1.      Change your signage. People notice change. If it is the same all the time, they stop looking. Then when you have something to announce, they don’t notice it. You don’t have to have a wacky message or pithy saying, but there are plenty of dignified ways of keeping it fresh.

2.      Keep your website updated. This keeps getting said, but websites keep not getting updated. If a volunteer doesn’t get it done, hire someone. (If you don’t know who to hire, contact the webmaster of this website.) One article on this subject said that you should at least spend as much money on your website as you do on coffee and donuts for fellowship. You could spend as much time updating it as you do editing your bulletin, because more people might well see the website than the bulletin.  

3.      Volunteer somewhere, doing something. The community is used to pastors coming in and trying to grow their congregation and impress their people and thus keep their job. If you have some extra time (yes, that was a joke), you could volunteer because people want to know that your congregation wants to be of service to their community and that you want to take the lead in that.

4.      Find a group to have coffee with. From town to town, across the land, elderly men (and women), and young people too, get together for coffee in the (early) morning. That is a constant. Do you drink coffee in the morning? Great. You can have some company while you sip.

5.      Read your community newspaper(s). Do you enjoy the Wall Street Journal and consider the local paper “a liberal rag”? That’s okay. It is still your community, the community where you’ve been called to preach the gospel. Check the activities, the obituaries, the articles. That way, when somebody in the community talks about what’s in it, they know that you care about what goes on in your community, instead of what goes on somewhere else.

6.      Go to activities. You don’t have to spend money. There are historical society meetings, bingo opportunities, community meals, and genuinely interesting things going on at the library. It works better if the activity is something in which you are (somewhat) interested. But if you can be interested in somebody else being interested, then you can attend just about anything that a Christian can attend.

TASK LIST ::
1: Change the community outreach tips, beginning at the words "5.      Read your" and stopping after "on somewhere else.", with "Wall Street Journal" replaced by "Financial Times".
2: Answer these questions about the community outreach tips:
(a) According to the article cited in the tips, how much money should at least be spent on a website?
(b) What three things does the tip on newspapers say to check?
(c) What activities does the tip on going to activities list?
3: Continue the community outreach tips from where they stop.

DATASET EXTRACT ::
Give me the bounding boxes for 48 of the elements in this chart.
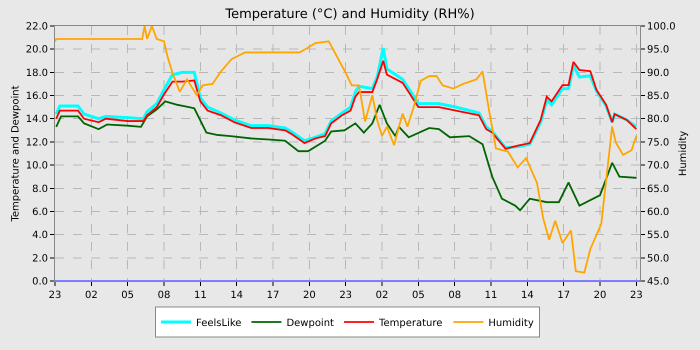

TASK-BY-TASK OUTPUTS ::
1:
5.      Read your community newspaper(s). Do you enjoy the Financial Times and consider the local paper “a liberal rag”? That’s okay. It is still your community, the community where you’ve been called to preach the gospel. Check the activities, the obituaries, the articles. That way, when somebody in the community talks about what’s in it, they know that you care about what goes on in your community, instead of what goes on somewhere else.

2:
(a) At least as much as is spent on coffee and donuts for fellowship.
(b) The activities, the obituaries, and the articles.
(c) Historical society meetings, bingo opportunities, community meals, and genuinely interesting things going on at the library.

3:
7.      Join the local chamber of commerce. If you join the local chamber of commerce, you can go and exchange your business card with folks. Not many clergy do so. I was trained by my bishop to do that and, in one community, word got around that I did and other clergy started to too.

8.      Let organizations use your building. The church isn’t a social club. It isn’t a community center either, but that doesn’t mean that the community can’t use it. The more people who feel comfortable walking into the church, the more comfortable they feel walking into the church. Plus the community wants to know that your congregation wants to be of service to the community, so be of service. Is your congregation a cult? Then why might it be appearing like a cult to the community? Maybe because people aren’t allowed inside.

9.      Business cards. Have them stocked and ready to go on a daily basis. This is one feature of the professional world that has not gone out of fashion. It connects your face to the place, the place to your emergency contact, your email, your website.

10.  Become the chaplain of something. There are plenty of organizations that need chaplains. They may never join your congregation, but you might evangelize them, serve them, minister to them. And that is the point, isn’t it?

11.  Have the emergency number readily available to the public. Don’t like getting calls from people looking for money or drunks needing rides? Understandable. Nevertheless, I have noticed that after a while the freeloaders figure out that you don’t own a money tree and the alcoholics learn that you won’t budge until they start to go to A.A. But, after a while, the folks who need a minister learn how to find you. That’s a wonderful, wonderful thing.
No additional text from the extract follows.